● EXERCISE BRIEF:
Read through the material below and find each line that has the word "dissection"; copy it.

● ENTRIES PROVIDED:
*** Begin section ***
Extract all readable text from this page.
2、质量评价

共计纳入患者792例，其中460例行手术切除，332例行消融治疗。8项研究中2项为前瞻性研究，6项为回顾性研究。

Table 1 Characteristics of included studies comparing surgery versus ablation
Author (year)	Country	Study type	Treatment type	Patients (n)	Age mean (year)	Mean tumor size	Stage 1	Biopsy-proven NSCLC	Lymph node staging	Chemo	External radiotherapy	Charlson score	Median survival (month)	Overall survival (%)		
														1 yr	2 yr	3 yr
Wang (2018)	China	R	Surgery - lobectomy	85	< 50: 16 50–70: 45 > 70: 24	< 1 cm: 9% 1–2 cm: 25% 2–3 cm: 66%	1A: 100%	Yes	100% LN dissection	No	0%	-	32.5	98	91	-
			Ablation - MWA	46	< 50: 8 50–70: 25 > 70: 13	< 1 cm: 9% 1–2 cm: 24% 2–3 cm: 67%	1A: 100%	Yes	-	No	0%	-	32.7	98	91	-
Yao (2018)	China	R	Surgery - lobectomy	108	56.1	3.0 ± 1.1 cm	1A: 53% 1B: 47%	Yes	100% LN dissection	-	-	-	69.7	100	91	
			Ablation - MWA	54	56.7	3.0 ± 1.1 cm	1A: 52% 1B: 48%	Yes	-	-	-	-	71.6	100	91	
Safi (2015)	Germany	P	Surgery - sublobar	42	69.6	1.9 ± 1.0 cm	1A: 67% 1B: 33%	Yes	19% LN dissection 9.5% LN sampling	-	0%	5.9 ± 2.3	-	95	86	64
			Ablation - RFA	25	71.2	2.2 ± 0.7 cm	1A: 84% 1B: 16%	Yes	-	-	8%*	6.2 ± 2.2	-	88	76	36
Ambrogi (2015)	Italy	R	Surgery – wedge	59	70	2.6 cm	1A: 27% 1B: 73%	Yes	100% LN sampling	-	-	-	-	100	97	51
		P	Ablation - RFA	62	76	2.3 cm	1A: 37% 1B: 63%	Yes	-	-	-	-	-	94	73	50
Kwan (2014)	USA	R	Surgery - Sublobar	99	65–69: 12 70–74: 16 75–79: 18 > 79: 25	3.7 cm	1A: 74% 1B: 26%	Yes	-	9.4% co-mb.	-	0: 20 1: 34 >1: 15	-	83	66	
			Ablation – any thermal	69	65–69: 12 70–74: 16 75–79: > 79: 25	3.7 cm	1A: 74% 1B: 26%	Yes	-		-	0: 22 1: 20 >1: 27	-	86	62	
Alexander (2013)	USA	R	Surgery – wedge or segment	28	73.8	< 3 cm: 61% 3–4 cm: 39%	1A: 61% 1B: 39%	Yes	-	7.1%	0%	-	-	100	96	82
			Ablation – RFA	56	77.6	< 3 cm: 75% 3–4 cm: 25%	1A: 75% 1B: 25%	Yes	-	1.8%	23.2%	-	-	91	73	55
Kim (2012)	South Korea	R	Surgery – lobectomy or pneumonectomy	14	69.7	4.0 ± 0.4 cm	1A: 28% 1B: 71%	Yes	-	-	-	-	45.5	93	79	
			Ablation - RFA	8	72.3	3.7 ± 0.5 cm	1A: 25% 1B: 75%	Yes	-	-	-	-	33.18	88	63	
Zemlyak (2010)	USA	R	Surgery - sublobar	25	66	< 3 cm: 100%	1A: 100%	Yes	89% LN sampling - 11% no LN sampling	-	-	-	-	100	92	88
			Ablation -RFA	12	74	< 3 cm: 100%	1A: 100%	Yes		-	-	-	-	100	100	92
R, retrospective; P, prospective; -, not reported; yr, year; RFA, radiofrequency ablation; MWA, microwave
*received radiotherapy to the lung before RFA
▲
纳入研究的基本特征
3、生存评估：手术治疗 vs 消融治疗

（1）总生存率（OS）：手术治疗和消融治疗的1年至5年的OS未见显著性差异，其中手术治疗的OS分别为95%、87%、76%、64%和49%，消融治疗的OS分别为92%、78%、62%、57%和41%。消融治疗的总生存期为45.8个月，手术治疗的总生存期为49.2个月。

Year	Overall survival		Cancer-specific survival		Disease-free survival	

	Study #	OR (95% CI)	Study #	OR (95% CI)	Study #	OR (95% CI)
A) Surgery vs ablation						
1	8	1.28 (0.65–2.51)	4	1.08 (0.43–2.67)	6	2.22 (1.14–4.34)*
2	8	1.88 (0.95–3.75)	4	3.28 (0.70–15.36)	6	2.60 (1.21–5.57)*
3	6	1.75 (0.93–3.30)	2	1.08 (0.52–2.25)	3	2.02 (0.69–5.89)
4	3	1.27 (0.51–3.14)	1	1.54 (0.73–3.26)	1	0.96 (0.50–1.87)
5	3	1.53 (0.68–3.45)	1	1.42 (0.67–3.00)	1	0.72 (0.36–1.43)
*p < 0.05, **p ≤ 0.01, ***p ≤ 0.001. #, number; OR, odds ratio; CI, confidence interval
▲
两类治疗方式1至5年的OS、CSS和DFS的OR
*** End section ***
● RESPONSE BELOW:
Wang (2018)	China	R	Surgery - lobectomy	85	< 50: 16 50–70: 45 > 70: 24	< 1 cm: 9% 1–2 cm: 25% 2–3 cm: 66%	1A: 100%	Yes	100% LN dissection	No	0%	-	32.5	98	91	-
Yao (2018)	China	R	Surgery - lobectomy	108	56.1	3.0 ± 1.1 cm	1A: 53% 1B: 47%	Yes	100% LN dissection	-	-	-	69.7	100	91	
Safi (2015)	Germany	P	Surgery - sublobar	42	69.6	1.9 ± 1.0 cm	1A: 67% 1B: 33%	Yes	19% LN dissection 9.5% LN sampling	-	0%	5.9 ± 2.3	-	95	86	64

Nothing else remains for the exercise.